SUPPLIED ENTRIES =>
• • •

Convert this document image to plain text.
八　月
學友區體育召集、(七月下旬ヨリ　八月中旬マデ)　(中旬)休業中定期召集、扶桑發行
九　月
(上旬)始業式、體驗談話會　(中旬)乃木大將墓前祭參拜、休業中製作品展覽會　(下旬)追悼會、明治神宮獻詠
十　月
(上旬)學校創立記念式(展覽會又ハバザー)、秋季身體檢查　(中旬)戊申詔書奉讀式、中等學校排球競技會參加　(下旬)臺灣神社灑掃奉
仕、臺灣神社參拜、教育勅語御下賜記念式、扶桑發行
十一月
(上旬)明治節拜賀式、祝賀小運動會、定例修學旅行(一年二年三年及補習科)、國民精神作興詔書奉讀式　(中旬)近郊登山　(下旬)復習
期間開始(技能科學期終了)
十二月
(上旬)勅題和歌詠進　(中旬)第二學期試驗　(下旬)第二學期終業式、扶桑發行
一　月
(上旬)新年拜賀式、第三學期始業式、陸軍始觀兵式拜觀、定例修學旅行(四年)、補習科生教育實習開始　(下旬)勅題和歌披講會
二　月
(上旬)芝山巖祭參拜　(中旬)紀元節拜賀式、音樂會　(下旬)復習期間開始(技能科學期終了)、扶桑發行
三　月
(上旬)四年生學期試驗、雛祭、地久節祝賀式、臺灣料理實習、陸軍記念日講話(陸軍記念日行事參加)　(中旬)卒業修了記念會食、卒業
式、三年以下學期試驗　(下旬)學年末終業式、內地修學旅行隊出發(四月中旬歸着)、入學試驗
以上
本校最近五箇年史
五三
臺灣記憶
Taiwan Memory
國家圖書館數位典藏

• • •

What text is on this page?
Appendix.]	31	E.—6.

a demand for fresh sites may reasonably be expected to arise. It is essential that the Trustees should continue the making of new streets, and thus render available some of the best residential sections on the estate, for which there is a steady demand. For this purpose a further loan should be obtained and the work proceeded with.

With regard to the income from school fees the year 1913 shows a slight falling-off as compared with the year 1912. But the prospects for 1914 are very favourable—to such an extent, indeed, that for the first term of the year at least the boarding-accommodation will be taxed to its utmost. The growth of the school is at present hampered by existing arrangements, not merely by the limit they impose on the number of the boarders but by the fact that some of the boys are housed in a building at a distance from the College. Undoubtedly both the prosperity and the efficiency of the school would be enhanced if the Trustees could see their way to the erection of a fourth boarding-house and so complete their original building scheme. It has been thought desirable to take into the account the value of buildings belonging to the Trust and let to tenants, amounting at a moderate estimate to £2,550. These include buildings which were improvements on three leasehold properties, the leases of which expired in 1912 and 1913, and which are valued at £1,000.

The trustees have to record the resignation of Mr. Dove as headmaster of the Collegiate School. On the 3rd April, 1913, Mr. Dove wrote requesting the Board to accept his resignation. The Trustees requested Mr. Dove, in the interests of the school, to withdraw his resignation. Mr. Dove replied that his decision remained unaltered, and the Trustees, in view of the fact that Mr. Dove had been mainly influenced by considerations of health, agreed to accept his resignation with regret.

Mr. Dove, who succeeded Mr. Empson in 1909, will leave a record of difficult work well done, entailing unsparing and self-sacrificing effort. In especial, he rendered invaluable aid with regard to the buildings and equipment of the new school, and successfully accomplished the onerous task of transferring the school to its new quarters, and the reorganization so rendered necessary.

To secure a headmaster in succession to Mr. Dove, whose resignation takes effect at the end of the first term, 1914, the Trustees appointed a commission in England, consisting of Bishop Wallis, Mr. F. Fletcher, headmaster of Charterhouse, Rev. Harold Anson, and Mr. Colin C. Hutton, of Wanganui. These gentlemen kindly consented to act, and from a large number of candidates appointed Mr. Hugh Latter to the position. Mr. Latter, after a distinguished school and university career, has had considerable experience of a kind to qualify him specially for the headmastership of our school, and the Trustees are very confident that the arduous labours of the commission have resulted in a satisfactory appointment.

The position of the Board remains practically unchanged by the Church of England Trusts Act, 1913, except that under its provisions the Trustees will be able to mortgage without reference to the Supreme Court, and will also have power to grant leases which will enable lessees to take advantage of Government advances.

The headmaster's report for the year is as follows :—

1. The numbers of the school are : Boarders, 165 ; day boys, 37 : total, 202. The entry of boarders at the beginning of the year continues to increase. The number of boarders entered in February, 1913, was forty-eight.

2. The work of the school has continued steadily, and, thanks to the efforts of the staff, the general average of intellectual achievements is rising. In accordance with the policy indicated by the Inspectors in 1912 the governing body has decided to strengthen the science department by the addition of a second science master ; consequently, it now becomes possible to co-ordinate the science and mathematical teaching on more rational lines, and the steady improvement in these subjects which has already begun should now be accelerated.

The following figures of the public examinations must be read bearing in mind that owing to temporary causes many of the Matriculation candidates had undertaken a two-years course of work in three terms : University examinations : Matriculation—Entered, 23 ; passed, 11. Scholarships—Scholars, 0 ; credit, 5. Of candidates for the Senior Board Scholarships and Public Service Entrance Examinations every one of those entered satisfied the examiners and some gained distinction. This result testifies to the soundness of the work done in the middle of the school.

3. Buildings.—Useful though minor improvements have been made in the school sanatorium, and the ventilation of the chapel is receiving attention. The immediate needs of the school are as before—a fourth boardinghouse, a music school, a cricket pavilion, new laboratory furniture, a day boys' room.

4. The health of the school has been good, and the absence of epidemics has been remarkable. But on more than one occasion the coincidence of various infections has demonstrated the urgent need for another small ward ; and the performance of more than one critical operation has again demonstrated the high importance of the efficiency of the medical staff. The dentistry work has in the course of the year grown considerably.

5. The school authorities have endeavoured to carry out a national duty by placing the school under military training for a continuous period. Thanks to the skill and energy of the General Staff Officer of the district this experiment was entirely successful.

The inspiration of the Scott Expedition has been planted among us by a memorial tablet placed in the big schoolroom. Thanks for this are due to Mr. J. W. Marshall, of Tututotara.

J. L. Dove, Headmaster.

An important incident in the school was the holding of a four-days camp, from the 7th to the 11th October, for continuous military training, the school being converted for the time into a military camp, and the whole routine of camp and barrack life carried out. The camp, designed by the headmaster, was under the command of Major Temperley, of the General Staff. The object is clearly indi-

• • •

GIVEN INSTRUCTION => Count the lines in the entries that hold the word "技能科學期終了", and give nothing but the total.

RESULT OF THIS EXERCISE => 2